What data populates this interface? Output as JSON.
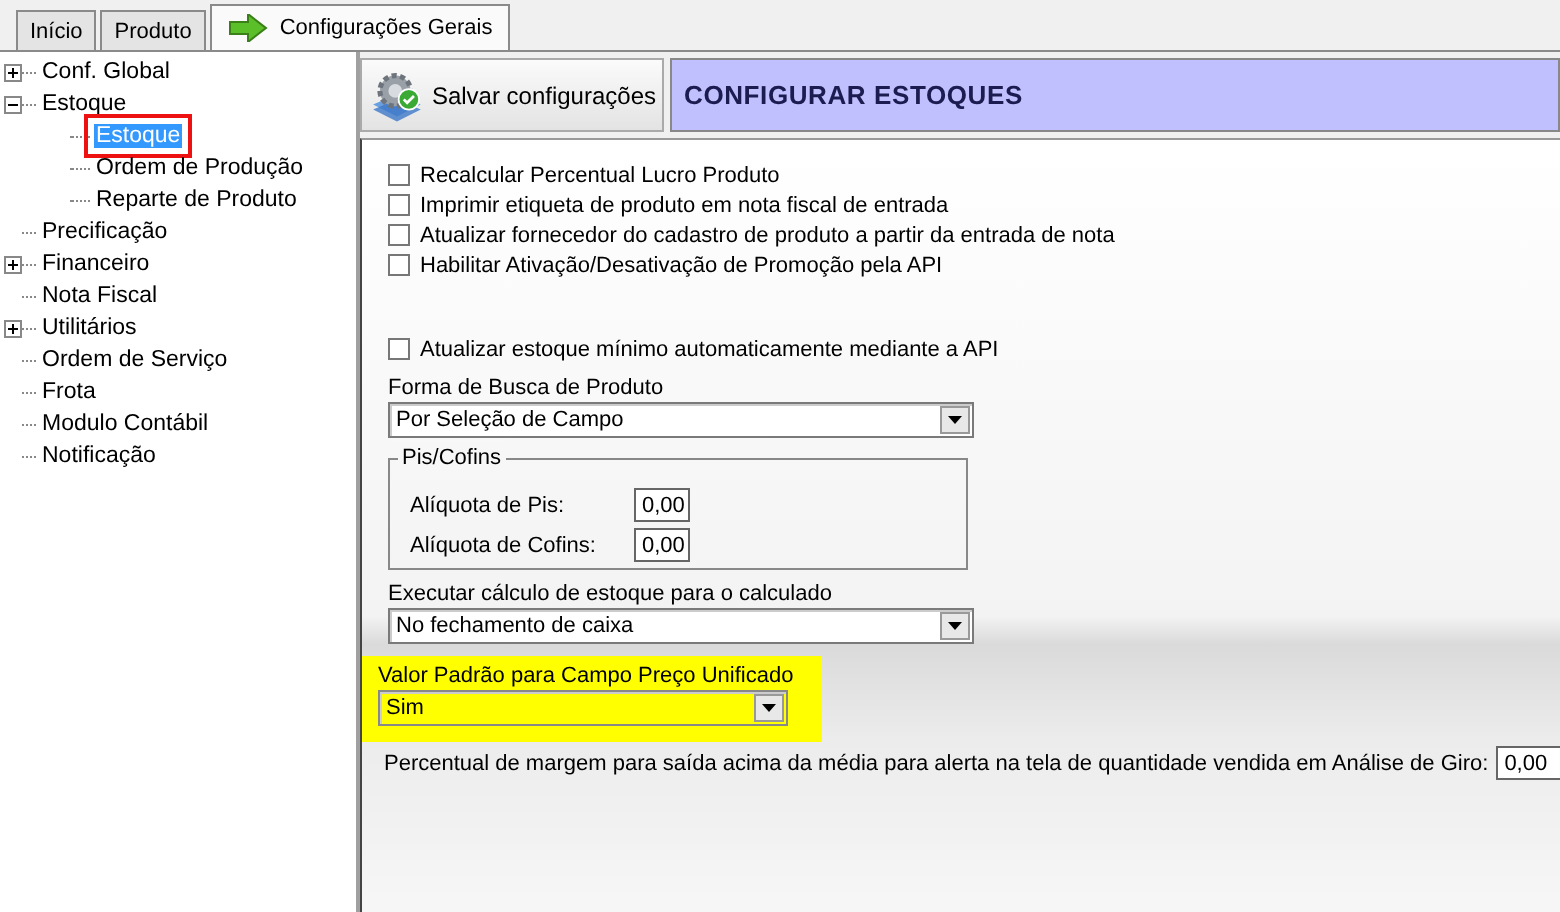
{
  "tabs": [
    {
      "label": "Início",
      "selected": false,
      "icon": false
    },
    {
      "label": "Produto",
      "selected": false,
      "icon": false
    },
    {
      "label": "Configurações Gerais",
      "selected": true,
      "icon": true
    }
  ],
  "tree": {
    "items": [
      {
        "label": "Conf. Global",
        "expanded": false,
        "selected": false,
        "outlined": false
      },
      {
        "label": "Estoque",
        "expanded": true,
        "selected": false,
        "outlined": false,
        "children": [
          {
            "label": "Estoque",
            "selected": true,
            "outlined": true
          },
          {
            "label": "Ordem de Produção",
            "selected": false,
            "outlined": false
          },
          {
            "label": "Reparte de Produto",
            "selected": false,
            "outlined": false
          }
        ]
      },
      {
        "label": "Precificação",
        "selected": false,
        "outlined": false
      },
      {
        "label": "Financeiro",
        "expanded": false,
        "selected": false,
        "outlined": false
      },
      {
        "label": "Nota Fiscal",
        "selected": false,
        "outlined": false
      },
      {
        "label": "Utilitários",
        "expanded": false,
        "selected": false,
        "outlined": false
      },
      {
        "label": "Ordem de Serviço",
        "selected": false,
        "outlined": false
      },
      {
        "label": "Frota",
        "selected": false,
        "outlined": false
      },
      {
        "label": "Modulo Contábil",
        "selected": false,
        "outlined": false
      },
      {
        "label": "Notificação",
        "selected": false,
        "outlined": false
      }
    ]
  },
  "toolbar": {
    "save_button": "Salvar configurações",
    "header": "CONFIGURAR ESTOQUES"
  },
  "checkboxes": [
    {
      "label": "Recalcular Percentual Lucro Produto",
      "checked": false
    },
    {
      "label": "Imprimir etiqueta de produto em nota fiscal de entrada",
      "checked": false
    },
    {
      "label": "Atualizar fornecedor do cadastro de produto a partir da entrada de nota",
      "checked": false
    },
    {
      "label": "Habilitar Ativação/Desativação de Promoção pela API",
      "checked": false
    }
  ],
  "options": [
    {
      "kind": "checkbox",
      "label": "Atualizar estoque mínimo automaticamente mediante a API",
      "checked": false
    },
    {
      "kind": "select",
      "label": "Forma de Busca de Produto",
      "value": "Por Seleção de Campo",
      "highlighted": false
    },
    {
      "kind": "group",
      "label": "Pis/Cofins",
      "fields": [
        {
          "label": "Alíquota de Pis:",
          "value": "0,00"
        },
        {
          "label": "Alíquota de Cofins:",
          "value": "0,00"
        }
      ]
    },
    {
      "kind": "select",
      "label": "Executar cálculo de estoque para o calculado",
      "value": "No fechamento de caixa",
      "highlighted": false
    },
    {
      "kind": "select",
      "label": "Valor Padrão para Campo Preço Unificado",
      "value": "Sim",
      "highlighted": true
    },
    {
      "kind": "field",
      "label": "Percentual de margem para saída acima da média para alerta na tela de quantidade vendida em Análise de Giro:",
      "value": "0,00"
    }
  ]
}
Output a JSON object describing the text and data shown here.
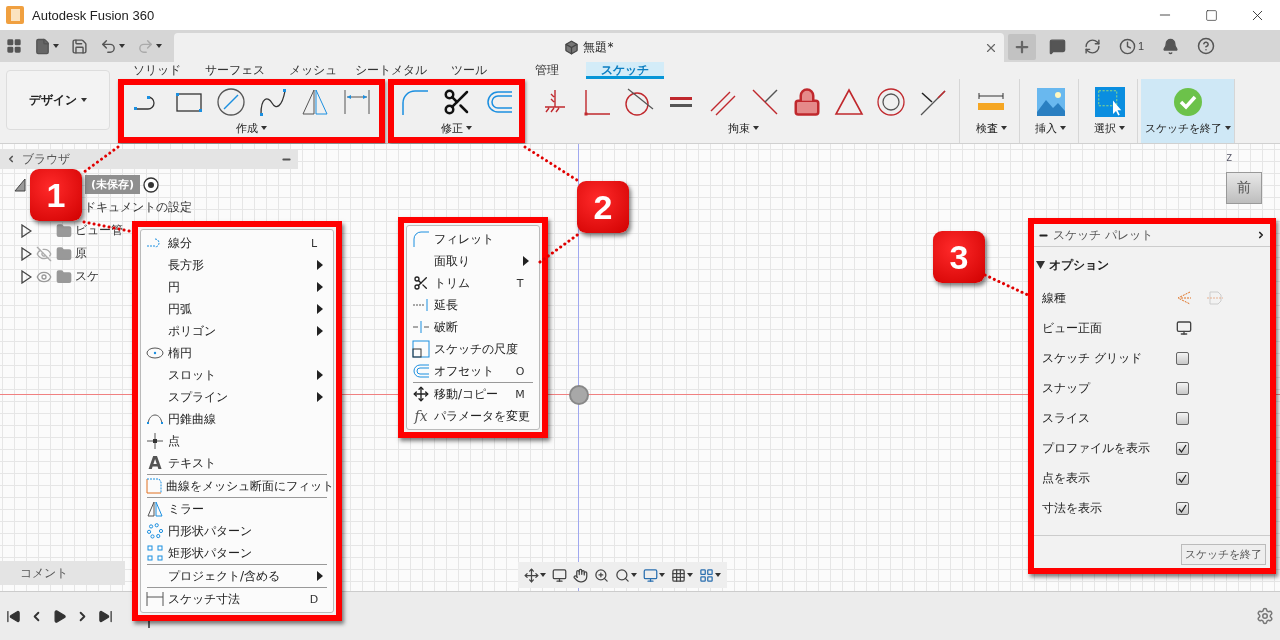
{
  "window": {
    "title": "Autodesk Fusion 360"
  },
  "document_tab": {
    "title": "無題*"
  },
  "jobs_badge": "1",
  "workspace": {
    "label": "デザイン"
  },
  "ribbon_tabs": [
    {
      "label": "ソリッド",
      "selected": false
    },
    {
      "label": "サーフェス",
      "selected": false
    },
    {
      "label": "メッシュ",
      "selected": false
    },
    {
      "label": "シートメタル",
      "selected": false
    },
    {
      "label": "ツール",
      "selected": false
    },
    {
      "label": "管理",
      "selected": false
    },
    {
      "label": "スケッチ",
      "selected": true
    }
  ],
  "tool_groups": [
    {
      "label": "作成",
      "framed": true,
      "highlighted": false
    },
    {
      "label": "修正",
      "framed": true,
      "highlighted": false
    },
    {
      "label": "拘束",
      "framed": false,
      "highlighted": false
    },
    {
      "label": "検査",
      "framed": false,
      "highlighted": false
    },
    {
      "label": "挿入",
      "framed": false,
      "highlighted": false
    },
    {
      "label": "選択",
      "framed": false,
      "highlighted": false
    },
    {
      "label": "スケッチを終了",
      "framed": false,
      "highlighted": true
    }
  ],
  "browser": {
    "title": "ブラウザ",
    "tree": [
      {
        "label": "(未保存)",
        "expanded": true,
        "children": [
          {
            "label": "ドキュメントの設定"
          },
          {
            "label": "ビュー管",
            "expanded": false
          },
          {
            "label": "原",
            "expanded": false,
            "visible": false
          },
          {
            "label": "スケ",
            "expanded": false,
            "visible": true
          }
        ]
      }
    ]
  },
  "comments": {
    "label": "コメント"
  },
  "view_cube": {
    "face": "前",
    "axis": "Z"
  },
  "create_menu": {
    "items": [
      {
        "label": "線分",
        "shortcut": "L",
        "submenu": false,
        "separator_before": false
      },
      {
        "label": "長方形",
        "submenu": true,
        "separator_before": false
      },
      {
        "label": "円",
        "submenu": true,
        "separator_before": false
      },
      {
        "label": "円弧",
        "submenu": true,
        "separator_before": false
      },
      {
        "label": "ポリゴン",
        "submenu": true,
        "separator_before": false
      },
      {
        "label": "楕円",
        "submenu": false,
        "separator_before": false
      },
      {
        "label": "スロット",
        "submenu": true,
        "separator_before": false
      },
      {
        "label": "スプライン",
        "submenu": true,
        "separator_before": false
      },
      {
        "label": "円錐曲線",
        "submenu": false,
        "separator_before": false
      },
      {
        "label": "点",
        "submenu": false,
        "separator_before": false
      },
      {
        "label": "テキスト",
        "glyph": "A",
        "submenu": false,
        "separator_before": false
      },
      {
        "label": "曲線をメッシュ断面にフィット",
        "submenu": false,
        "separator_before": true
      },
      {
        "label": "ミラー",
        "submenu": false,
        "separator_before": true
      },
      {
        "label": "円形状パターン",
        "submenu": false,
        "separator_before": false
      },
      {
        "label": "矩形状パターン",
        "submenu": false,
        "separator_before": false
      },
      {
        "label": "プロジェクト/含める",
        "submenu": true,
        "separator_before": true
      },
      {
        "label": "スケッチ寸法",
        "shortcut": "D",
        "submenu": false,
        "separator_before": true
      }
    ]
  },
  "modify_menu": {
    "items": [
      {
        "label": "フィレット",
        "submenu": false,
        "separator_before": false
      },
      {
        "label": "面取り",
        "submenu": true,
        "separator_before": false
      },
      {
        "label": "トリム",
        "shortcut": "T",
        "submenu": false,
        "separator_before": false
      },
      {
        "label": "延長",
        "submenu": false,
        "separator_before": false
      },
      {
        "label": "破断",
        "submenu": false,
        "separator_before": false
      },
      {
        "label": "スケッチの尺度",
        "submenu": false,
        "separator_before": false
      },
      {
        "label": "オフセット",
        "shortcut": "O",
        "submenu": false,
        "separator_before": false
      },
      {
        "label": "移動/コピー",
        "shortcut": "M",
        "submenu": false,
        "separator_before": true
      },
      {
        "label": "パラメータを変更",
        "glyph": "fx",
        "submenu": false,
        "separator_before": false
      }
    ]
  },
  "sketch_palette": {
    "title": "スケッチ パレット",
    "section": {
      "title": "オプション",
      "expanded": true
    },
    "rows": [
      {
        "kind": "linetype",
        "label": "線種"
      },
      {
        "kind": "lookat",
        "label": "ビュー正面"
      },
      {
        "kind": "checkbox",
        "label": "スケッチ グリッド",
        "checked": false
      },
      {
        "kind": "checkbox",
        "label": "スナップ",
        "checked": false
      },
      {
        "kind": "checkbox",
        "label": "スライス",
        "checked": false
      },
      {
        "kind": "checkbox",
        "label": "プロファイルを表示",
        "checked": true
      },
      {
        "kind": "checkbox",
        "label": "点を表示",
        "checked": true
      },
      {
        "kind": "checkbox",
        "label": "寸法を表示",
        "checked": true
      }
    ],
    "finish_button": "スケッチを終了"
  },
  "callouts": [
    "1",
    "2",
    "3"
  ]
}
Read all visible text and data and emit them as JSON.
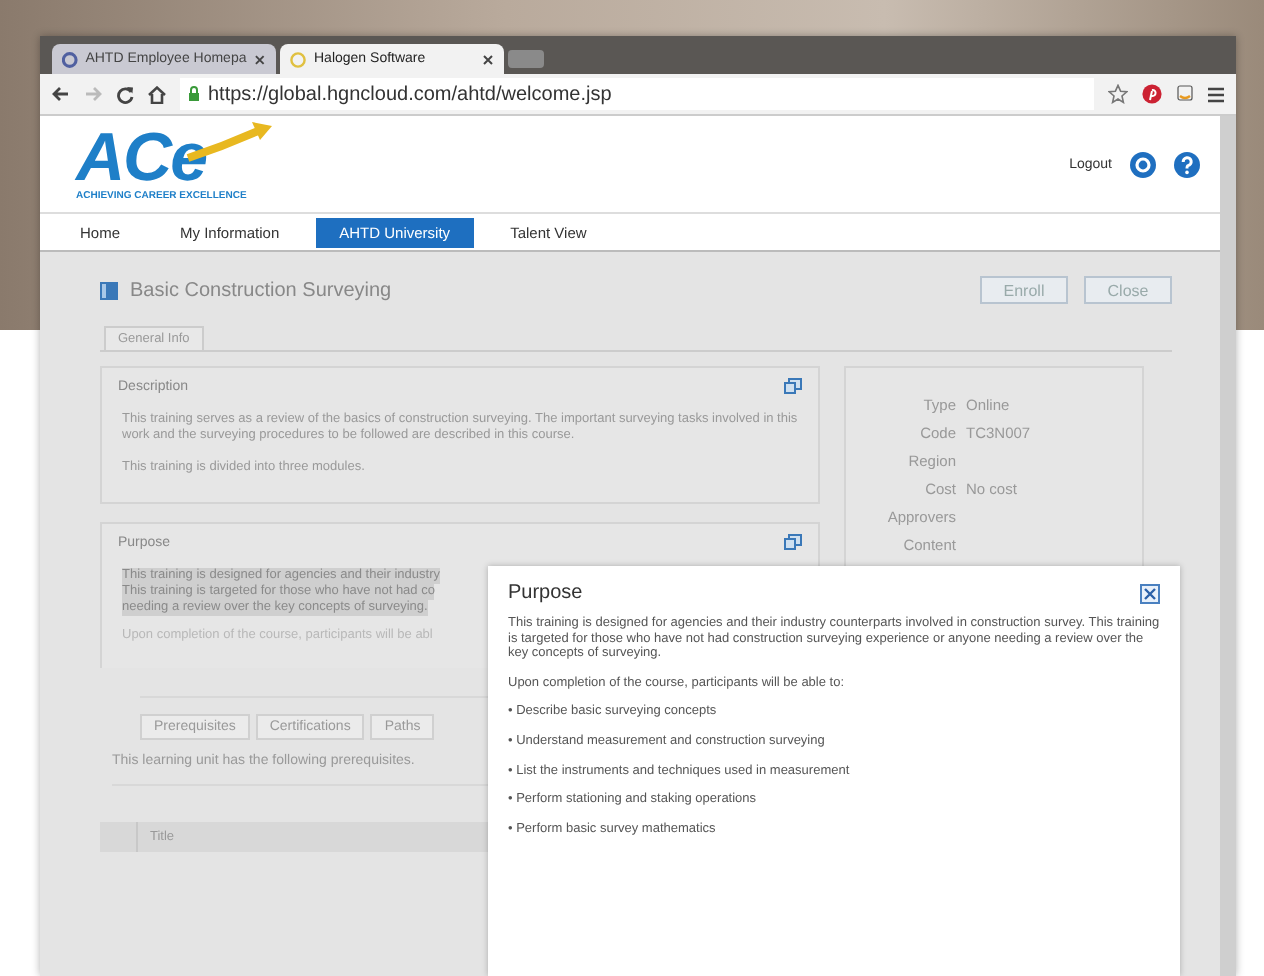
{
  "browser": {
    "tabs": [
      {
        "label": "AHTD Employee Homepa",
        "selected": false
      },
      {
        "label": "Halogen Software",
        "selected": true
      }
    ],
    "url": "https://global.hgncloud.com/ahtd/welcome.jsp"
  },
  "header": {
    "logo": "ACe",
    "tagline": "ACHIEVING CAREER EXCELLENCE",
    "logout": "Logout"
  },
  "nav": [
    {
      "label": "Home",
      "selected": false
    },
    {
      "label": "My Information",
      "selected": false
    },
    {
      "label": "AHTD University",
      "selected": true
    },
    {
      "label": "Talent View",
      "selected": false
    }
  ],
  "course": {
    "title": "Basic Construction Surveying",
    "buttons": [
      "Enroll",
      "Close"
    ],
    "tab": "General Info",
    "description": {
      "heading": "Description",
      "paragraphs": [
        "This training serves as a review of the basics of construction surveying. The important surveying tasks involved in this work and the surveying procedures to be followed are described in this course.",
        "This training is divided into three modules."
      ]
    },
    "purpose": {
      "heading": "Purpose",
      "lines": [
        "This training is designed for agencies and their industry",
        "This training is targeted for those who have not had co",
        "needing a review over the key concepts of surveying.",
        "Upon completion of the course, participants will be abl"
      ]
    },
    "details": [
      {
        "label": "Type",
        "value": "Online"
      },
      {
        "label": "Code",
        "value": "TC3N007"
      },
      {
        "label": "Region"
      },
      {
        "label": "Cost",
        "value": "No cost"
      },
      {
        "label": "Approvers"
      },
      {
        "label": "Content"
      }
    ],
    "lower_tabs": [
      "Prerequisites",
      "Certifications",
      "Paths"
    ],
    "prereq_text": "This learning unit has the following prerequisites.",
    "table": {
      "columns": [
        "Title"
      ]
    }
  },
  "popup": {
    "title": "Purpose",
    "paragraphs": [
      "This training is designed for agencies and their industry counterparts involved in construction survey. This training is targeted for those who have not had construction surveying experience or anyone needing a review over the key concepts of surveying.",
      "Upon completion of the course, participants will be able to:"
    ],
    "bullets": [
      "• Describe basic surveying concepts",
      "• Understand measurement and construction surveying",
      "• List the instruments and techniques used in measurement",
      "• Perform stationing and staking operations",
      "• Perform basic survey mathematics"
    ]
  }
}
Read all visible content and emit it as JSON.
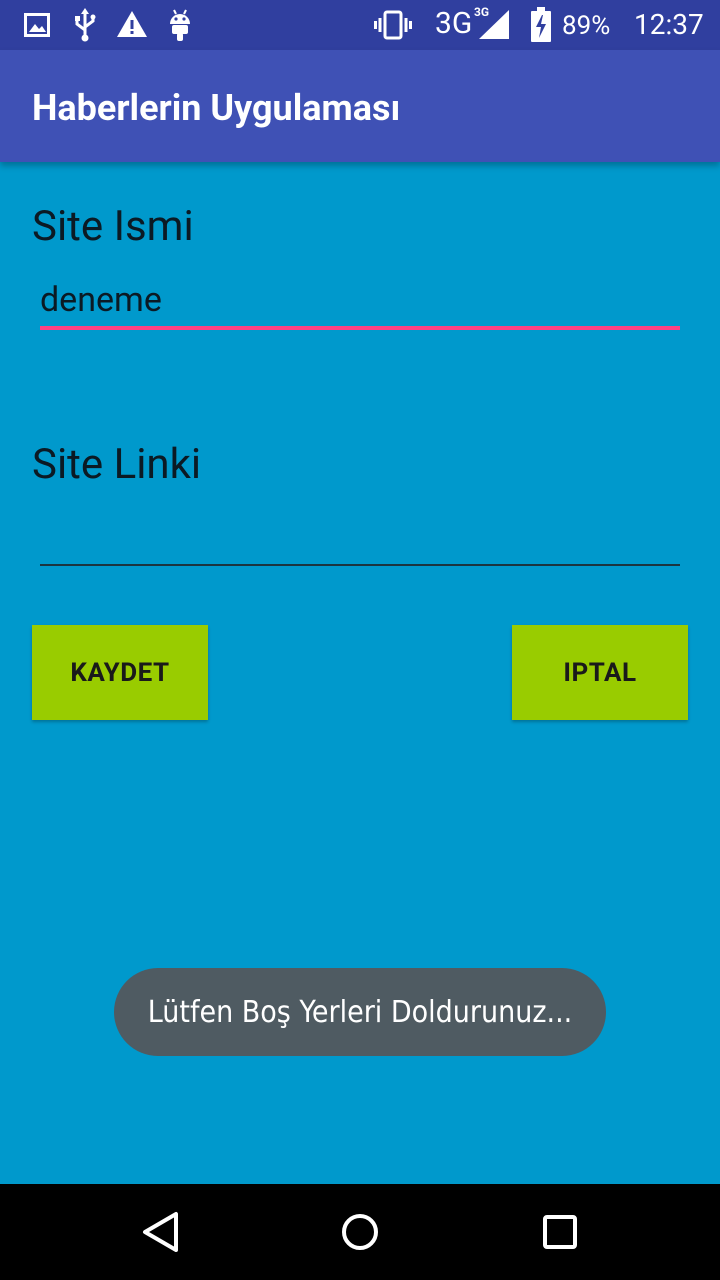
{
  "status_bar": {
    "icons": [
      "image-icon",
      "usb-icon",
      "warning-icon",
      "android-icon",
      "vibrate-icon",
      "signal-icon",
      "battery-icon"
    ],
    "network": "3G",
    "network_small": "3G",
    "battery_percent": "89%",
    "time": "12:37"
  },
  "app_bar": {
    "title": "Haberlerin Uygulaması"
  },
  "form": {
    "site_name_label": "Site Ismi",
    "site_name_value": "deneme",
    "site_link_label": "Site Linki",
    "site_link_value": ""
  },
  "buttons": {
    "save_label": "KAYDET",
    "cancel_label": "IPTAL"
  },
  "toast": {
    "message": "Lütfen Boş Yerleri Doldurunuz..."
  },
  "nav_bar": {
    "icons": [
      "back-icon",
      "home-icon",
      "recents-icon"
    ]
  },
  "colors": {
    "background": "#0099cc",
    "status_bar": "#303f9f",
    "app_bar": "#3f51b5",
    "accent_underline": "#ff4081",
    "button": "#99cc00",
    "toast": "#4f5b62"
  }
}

### WRITTEN TASK
Filter the records above and return every line that holds the word "shortcut".

### WRITTEN RESPONSE
        "shortcut": "L",
        "shortcut": "D",
        "shortcut": "T",
        "shortcut": "O",
        "shortcut": "M",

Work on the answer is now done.